• Work to be completed
Make an exact copy of all the entries below, with the pictures left out.

• Data
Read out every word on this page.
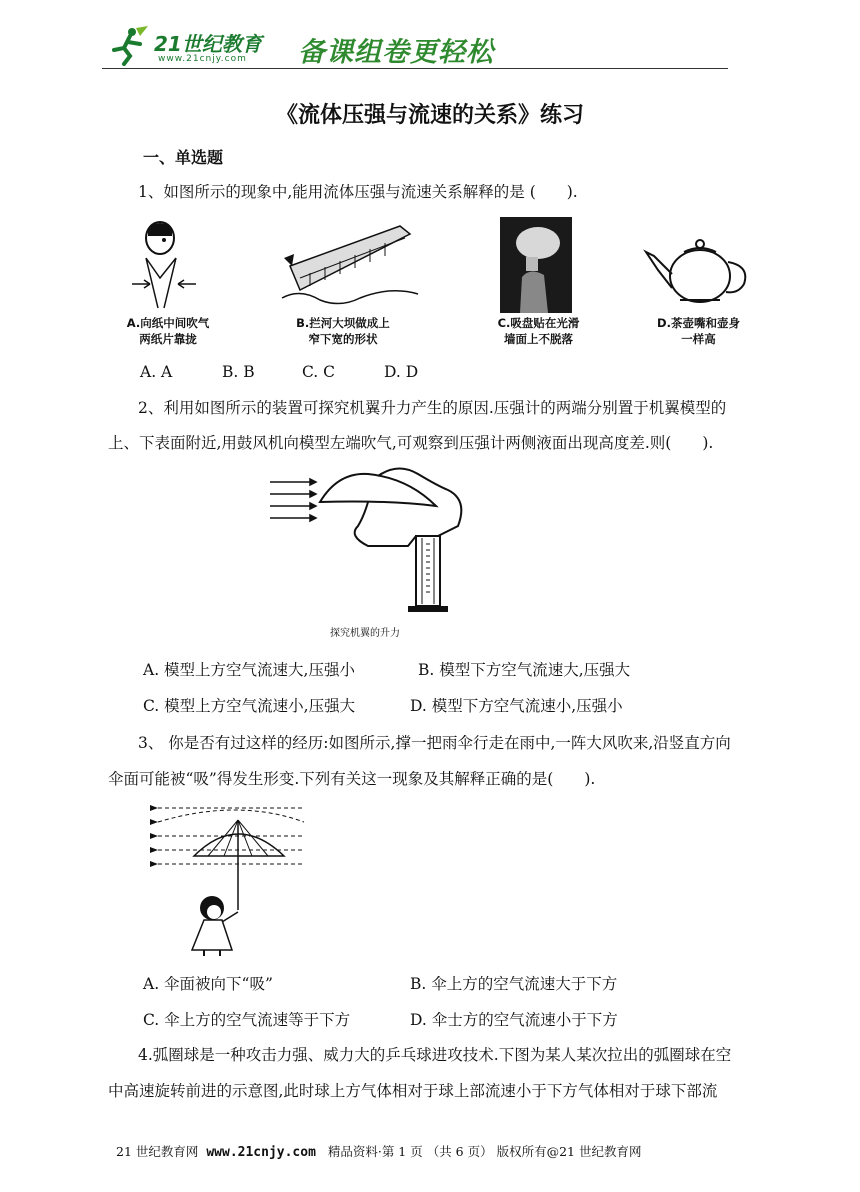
21世纪教育
www.21cnjy.com 备课组卷更轻松
《流体压强与流速的关系》练习
一、单选题
1、如图所示的现象中,能用流体压强与流速关系解释的是 (　　).
A.向纸中间吹气
两纸片靠拢
B.拦河大坝做成上
窄下宽的形状
C.吸盘贴在光滑
墙面上不脱落
D.茶壶嘴和壶身
一样高
A. A	B. B	C. C	D. D
2、利用如图所示的装置可探究机翼升力产生的原因.压强计的两端分别置于机翼模型的
上、下表面附近,用鼓风机向模型左端吹气,可观察到压强计两侧液面出现高度差.则(　　).
探究机翼的升力
A. 模型上方空气流速大,压强小	B. 模型下方空气流速大,压强大
C. 模型上方空气流速小,压强大	D. 模型下方空气流速小,压强小
3、 你是否有过这样的经历:如图所示,撑一把雨伞行走在雨中,一阵大风吹来,沿竖直方向
伞面可能被“吸”得发生形变.下列有关这一现象及其解释正确的是(　　).
A. 伞面被向下“吸”	B. 伞上方的空气流速大于下方
C. 伞上方的空气流速等于下方	D. 伞士方的空气流速小于下方
4.弧圈球是一种攻击力强、威力大的乒乓球进攻技术.下图为某人某次拉出的弧圈球在空
中高速旋转前进的示意图,此时球上方气体相对于球上部流速小于下方气体相对于球下部流
21 世纪教育网 www.21cnjy.com 精品资料·第 1 页 （共 6 页） 版权所有@21 世纪教育网
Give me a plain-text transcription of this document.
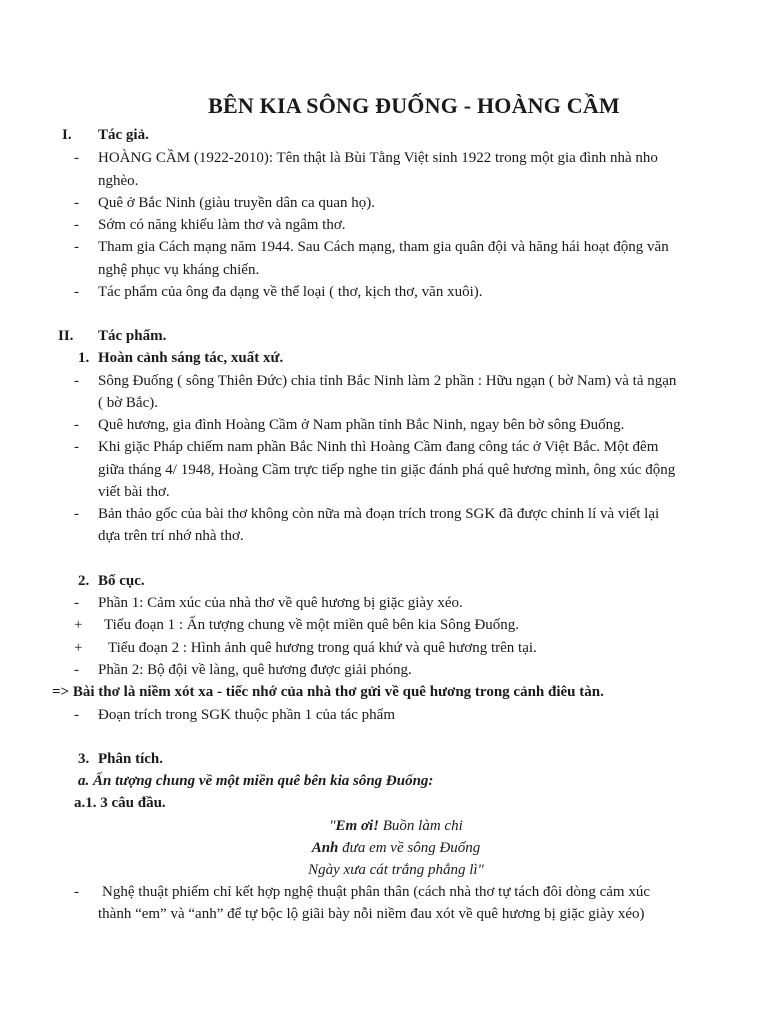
BÊN KIA SÔNG ĐUỐNG - HOÀNG CẦM
I. Tác giả.
-	HOÀNG CẦM (1922-2010): Tên thật là Bùi Tằng Việt sinh 1922 trong một gia đình nhà nho
nghèo.
-	Quê ở Bắc Ninh (giàu truyền dân ca quan họ).
-	Sớm có năng khiếu làm thơ và ngâm thơ.
-	Tham gia Cách mạng năm 1944. Sau Cách mạng, tham gia quân đội và hăng hái hoạt động văn
nghệ phục vụ kháng chiến.
-	Tác phẩm của ông đa dạng về thể loại ( thơ, kịch thơ, văn xuôi).
II. Tác phẩm.
1. Hoàn cảnh sáng tác, xuất xứ.
-	Sông Đuống ( sông Thiên Đức) chia tỉnh Bắc Ninh làm 2 phần : Hữu ngạn ( bờ Nam) và tả ngạn
( bờ Bắc).
-	Quê hương, gia đình Hoàng Cầm ở Nam phần tỉnh Bắc Ninh, ngay bên bờ sông Đuống.
-	Khi giặc Pháp chiếm nam phần Bắc Ninh thì Hoàng Cầm đang công tác ở Việt Bắc. Một đêm
giữa tháng 4/ 1948, Hoàng Cầm trực tiếp nghe tin giặc đánh phá quê hương mình, ông xúc động
viết bài thơ.
-	Bản thảo gốc của bài thơ không còn nữa mà đoạn trích trong SGK đã được chỉnh lí và viết lại
dựa trên trí nhớ nhà thơ.
2. Bố cục.
-	Phần 1: Cảm xúc của nhà thơ về quê hương bị giặc giày xéo.
+ Tiểu đoạn 1 : Ấn tượng chung về một miền quê bên kia Sông Đuống.
+ Tiểu đoạn 2 : Hình ảnh quê hương trong quá khứ và quê hương trên tại.
-	Phần 2: Bộ đội về làng, quê hương được giải phóng.
=> Bài thơ là niềm xót xa - tiếc nhớ của nhà thơ gửi về quê hương trong cảnh điêu tàn.
-	Đoạn trích trong SGK thuộc phần 1 của tác phẩm
3. Phân tích.
a. Ấn tượng chung về một miền quê bên kia sông Đuống:
a.1. 3 câu đầu.
"Em ơi! Buồn làm chi
Anh đưa em về sông Đuống
Ngày xưa cát trắng phẳng lì"
-	Nghệ thuật phiếm chỉ kết hợp nghệ thuật phân thân (cách nhà thơ tự tách đôi dòng cảm xúc
thành “em” và “anh” để tự bộc lộ giãi bày nỗi niềm đau xót về quê hương bị giặc giày xéo)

• Output
Read out every word on this page.
21世纪教育
www.21cnjy.com 备课组卷更轻松
《流体压强与流速的关系》练习
一、单选题
1、如图所示的现象中,能用流体压强与流速关系解释的是 (　　).
A.向纸中间吹气
两纸片靠拢
B.拦河大坝做成上
窄下宽的形状
C.吸盘贴在光滑
墙面上不脱落
D.茶壶嘴和壶身
一样高
A. A	B. B	C. C	D. D
2、利用如图所示的装置可探究机翼升力产生的原因.压强计的两端分别置于机翼模型的
上、下表面附近,用鼓风机向模型左端吹气,可观察到压强计两侧液面出现高度差.则(　　).
探究机翼的升力
A. 模型上方空气流速大,压强小	B. 模型下方空气流速大,压强大
C. 模型上方空气流速小,压强大	D. 模型下方空气流速小,压强小
3、 你是否有过这样的经历:如图所示,撑一把雨伞行走在雨中,一阵大风吹来,沿竖直方向
伞面可能被“吸”得发生形变.下列有关这一现象及其解释正确的是(　　).
A. 伞面被向下“吸”	B. 伞上方的空气流速大于下方
C. 伞上方的空气流速等于下方	D. 伞士方的空气流速小于下方
4.弧圈球是一种攻击力强、威力大的乒乓球进攻技术.下图为某人某次拉出的弧圈球在空
中高速旋转前进的示意图,此时球上方气体相对于球上部流速小于下方气体相对于球下部流
21 世纪教育网 www.21cnjy.com 精品资料·第 1 页 （共 6 页） 版权所有@21 世纪教育网
Give me a plain-text transcription of this document.
BÊN KIA SÔNG ĐUỐNG - HOÀNG CẦM
I. Tác giả.
-	HOÀNG CẦM (1922-2010): Tên thật là Bùi Tằng Việt sinh 1922 trong một gia đình nhà nho
nghèo.
-	Quê ở Bắc Ninh (giàu truyền dân ca quan họ).
-	Sớm có năng khiếu làm thơ và ngâm thơ.
-	Tham gia Cách mạng năm 1944. Sau Cách mạng, tham gia quân đội và hăng hái hoạt động văn
nghệ phục vụ kháng chiến.
-	Tác phẩm của ông đa dạng về thể loại ( thơ, kịch thơ, văn xuôi).
II. Tác phẩm.
1. Hoàn cảnh sáng tác, xuất xứ.
-	Sông Đuống ( sông Thiên Đức) chia tỉnh Bắc Ninh làm 2 phần : Hữu ngạn ( bờ Nam) và tả ngạn
( bờ Bắc).
-	Quê hương, gia đình Hoàng Cầm ở Nam phần tỉnh Bắc Ninh, ngay bên bờ sông Đuống.
-	Khi giặc Pháp chiếm nam phần Bắc Ninh thì Hoàng Cầm đang công tác ở Việt Bắc. Một đêm
giữa tháng 4/ 1948, Hoàng Cầm trực tiếp nghe tin giặc đánh phá quê hương mình, ông xúc động
viết bài thơ.
-	Bản thảo gốc của bài thơ không còn nữa mà đoạn trích trong SGK đã được chỉnh lí và viết lại
dựa trên trí nhớ nhà thơ.
2. Bố cục.
-	Phần 1: Cảm xúc của nhà thơ về quê hương bị giặc giày xéo.
+ Tiểu đoạn 1 : Ấn tượng chung về một miền quê bên kia Sông Đuống.
+ Tiểu đoạn 2 : Hình ảnh quê hương trong quá khứ và quê hương trên tại.
-	Phần 2: Bộ đội về làng, quê hương được giải phóng.
=> Bài thơ là niềm xót xa - tiếc nhớ của nhà thơ gửi về quê hương trong cảnh điêu tàn.
-	Đoạn trích trong SGK thuộc phần 1 của tác phẩm
3. Phân tích.
a. Ấn tượng chung về một miền quê bên kia sông Đuống:
a.1. 3 câu đầu.
"Em ơi! Buồn làm chi
Anh đưa em về sông Đuống
Ngày xưa cát trắng phẳng lì"
-	Nghệ thuật phiếm chỉ kết hợp nghệ thuật phân thân (cách nhà thơ tự tách đôi dòng cảm xúc
thành “em” và “anh” để tự bộc lộ giãi bày nỗi niềm đau xót về quê hương bị giặc giày xéo)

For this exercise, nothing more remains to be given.